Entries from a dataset
# # # #
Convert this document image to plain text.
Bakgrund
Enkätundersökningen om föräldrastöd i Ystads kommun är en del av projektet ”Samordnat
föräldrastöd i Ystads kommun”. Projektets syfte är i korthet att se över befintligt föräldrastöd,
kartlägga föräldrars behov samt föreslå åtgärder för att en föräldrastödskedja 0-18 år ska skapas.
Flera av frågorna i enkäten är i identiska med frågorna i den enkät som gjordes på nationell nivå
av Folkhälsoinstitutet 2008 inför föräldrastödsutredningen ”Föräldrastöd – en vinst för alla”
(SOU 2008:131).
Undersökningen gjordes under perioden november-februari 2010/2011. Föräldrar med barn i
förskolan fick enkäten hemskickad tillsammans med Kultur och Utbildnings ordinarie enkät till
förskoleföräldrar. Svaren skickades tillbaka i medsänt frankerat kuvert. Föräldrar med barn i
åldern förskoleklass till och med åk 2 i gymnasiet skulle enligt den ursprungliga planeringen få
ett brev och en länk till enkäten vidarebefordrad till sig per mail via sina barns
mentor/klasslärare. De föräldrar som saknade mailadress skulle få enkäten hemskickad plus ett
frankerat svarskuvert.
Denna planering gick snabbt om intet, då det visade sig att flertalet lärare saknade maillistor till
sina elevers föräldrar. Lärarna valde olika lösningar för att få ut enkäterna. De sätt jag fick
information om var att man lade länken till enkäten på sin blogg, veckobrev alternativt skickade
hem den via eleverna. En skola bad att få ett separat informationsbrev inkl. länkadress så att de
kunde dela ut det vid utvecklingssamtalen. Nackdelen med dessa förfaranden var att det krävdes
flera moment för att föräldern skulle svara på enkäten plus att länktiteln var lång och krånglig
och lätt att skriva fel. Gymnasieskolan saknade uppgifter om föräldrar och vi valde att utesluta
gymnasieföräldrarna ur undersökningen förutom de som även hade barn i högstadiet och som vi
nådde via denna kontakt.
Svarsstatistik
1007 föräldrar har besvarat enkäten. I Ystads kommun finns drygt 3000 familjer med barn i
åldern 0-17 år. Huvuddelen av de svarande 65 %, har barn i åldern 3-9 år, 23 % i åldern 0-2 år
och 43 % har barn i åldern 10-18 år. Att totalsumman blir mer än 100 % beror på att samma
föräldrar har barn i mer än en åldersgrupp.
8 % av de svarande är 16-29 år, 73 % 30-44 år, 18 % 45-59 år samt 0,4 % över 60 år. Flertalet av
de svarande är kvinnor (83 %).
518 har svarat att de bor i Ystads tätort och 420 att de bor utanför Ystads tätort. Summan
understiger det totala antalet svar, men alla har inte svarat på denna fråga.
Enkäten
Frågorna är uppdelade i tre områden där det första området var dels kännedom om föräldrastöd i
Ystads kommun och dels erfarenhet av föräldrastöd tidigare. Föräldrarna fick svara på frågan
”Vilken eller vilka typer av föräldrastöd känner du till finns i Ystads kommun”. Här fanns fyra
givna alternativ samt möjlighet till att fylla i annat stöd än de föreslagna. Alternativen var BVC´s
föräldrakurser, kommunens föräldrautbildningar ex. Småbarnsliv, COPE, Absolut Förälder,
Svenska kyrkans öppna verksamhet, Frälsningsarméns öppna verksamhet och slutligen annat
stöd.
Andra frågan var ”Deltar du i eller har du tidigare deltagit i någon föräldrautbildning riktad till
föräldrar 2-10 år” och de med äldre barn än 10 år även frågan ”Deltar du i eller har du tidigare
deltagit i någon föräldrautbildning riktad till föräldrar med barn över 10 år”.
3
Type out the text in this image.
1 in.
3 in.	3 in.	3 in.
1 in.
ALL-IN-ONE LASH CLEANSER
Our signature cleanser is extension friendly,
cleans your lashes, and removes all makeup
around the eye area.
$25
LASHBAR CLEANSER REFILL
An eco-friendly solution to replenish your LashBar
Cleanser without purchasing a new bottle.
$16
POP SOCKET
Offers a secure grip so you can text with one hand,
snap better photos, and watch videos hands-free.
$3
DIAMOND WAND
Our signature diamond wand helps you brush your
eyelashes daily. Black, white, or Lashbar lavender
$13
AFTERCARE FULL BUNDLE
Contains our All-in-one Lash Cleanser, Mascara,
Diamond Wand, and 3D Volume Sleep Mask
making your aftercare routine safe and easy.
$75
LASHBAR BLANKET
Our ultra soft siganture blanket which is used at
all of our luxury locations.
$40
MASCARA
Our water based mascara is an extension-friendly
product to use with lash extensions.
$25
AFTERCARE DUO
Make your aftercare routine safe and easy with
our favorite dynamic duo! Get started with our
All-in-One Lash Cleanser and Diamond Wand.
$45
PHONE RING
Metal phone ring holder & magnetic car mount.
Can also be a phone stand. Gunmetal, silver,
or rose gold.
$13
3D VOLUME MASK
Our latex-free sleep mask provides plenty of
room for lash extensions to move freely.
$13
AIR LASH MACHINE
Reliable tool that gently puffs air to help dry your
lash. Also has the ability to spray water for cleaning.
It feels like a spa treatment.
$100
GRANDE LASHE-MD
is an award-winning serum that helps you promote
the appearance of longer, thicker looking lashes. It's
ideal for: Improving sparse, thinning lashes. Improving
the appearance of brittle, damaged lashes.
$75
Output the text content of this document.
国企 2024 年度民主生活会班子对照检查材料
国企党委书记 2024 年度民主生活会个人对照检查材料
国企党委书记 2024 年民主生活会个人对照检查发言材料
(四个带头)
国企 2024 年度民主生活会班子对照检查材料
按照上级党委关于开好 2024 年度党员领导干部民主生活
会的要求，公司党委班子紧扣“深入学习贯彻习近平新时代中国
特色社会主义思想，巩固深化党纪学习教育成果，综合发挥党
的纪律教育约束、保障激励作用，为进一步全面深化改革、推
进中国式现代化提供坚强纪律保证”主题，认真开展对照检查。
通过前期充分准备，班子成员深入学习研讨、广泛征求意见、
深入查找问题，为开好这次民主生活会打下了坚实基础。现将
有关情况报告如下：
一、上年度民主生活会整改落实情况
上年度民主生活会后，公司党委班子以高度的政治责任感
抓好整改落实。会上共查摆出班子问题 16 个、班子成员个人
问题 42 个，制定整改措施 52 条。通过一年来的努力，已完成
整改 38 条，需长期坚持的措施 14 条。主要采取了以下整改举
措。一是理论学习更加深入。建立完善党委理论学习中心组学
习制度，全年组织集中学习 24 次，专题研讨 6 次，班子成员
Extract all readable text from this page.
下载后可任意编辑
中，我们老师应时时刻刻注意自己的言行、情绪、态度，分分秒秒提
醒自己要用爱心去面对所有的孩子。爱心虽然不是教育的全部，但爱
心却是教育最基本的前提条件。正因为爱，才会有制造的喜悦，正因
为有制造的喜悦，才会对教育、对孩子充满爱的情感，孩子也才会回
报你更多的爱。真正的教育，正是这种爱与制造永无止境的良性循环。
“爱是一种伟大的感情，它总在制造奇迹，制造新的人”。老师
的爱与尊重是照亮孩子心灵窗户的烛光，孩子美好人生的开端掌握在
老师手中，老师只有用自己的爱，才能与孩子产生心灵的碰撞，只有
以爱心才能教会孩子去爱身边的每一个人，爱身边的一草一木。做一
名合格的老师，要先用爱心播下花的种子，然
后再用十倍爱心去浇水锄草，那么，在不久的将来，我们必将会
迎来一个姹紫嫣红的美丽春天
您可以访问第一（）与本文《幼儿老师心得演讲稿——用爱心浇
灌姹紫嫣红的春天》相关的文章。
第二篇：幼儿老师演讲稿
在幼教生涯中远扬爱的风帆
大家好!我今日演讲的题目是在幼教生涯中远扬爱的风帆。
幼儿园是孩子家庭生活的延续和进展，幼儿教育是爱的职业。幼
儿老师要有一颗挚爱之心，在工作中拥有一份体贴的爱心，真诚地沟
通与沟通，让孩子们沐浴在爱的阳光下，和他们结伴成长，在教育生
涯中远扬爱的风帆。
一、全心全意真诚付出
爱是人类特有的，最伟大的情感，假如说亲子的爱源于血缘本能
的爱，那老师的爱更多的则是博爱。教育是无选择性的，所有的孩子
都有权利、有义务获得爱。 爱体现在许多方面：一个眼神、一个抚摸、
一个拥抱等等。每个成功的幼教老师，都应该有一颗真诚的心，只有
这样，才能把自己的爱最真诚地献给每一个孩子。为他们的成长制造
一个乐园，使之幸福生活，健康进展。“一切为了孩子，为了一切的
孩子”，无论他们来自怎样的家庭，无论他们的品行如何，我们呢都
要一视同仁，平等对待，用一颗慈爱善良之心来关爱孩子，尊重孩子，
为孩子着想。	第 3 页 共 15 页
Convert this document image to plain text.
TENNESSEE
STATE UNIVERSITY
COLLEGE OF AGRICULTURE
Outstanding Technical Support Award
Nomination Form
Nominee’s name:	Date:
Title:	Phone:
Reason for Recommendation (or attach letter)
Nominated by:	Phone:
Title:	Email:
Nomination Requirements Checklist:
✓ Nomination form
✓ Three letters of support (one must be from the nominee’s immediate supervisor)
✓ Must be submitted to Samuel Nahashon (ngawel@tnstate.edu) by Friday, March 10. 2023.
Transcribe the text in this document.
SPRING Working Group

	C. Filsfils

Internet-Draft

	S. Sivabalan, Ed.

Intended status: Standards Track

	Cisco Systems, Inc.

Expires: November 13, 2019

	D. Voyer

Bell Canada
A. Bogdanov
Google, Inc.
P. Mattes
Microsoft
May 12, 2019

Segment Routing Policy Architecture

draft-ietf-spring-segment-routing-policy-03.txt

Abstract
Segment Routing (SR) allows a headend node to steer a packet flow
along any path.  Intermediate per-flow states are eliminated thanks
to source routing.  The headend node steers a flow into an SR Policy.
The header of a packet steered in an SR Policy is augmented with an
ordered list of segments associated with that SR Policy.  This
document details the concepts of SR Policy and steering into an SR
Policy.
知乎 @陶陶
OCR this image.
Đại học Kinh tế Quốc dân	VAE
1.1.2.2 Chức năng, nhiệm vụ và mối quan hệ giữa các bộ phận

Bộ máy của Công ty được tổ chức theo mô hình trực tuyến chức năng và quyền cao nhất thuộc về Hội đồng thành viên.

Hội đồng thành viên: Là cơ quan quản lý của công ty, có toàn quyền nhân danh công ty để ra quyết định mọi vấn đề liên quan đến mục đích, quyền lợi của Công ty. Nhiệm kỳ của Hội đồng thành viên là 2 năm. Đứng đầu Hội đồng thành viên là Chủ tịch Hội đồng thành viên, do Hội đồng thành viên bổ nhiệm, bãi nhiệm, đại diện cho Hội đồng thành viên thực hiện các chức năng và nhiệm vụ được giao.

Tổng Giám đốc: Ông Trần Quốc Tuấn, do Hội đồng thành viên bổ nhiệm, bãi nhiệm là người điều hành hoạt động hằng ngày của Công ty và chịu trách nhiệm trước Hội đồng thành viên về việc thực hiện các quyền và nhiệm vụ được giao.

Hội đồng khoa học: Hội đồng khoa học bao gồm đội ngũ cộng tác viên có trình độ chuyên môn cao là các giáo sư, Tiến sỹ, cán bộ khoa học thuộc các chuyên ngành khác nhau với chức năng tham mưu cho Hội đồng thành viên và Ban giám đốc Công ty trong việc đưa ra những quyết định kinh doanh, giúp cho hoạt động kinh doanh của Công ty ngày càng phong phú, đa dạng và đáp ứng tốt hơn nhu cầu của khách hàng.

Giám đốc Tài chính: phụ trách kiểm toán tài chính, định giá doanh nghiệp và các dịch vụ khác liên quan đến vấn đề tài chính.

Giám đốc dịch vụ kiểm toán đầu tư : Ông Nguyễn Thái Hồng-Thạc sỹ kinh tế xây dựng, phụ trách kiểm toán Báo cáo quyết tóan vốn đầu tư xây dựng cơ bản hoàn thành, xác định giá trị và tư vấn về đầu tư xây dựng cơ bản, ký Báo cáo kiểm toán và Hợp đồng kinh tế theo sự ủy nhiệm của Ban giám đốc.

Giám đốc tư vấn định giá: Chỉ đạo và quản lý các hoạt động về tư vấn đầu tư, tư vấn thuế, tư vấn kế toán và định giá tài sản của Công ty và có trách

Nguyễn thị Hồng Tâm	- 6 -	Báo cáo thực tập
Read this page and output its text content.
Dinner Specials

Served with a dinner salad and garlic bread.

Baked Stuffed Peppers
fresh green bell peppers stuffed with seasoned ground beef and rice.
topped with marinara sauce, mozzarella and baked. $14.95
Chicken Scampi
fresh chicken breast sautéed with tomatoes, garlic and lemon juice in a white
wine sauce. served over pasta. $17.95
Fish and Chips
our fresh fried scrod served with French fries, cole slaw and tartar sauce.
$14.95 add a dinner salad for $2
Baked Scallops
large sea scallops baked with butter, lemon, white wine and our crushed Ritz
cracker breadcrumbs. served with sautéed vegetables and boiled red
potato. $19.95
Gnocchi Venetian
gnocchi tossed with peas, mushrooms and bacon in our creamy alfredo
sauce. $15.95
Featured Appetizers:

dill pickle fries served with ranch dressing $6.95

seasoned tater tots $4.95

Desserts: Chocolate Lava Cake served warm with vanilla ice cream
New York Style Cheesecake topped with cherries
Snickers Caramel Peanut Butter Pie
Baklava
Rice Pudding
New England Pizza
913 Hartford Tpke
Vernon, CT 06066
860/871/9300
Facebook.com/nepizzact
# # # #
AIM OF THE EXERCISE :: Go through the material line by line. Show each line that contains the string "khác".

ANSWER TO THIS TASK ::
Hội đồng khoa học: Hội đồng khoa học bao gồm đội ngũ cộng tác viên có trình độ chuyên môn cao là các giáo sư, Tiến sỹ, cán bộ khoa học thuộc các chuyên ngành khác nhau với chức năng tham mưu cho Hội đồng thành viên và Ban giám đốc Công ty trong việc đưa ra những quyết định kinh doanh, giúp cho hoạt động kinh doanh của Công ty ngày càng phong phú, đa dạng và đáp ứng tốt hơn nhu cầu của khách hàng.
Giám đốc Tài chính: phụ trách kiểm toán tài chính, định giá doanh nghiệp và các dịch vụ khác liên quan đến vấn đề tài chính.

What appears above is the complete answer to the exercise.